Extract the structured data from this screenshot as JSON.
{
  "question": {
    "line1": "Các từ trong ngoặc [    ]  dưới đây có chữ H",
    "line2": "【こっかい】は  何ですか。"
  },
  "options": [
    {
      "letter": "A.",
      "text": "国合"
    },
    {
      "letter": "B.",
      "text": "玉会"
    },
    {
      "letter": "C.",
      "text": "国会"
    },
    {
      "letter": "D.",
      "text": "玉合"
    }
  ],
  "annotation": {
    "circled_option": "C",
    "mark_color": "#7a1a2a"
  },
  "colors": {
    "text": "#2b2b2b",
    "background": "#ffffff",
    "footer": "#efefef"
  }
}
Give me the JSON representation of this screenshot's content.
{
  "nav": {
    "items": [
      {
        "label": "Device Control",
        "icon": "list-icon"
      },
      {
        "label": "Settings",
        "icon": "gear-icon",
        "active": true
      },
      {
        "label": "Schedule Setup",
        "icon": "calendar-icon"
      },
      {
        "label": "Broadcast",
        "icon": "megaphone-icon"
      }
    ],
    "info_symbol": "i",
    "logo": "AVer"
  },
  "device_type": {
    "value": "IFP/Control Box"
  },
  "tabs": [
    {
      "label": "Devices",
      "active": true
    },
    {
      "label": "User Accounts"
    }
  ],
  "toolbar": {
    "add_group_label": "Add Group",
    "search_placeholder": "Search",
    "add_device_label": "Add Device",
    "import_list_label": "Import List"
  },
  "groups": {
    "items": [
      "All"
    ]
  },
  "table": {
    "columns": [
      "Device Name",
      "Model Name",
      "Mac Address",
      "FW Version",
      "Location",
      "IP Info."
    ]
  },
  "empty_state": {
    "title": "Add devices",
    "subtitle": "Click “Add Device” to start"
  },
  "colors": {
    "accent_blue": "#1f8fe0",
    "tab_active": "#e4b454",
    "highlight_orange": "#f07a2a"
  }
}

• REQUIRED WORK:
For the entries shown above, give the number of lines that include the word "JSON", without any other text.

• ANSWER TO THIS TASK:
2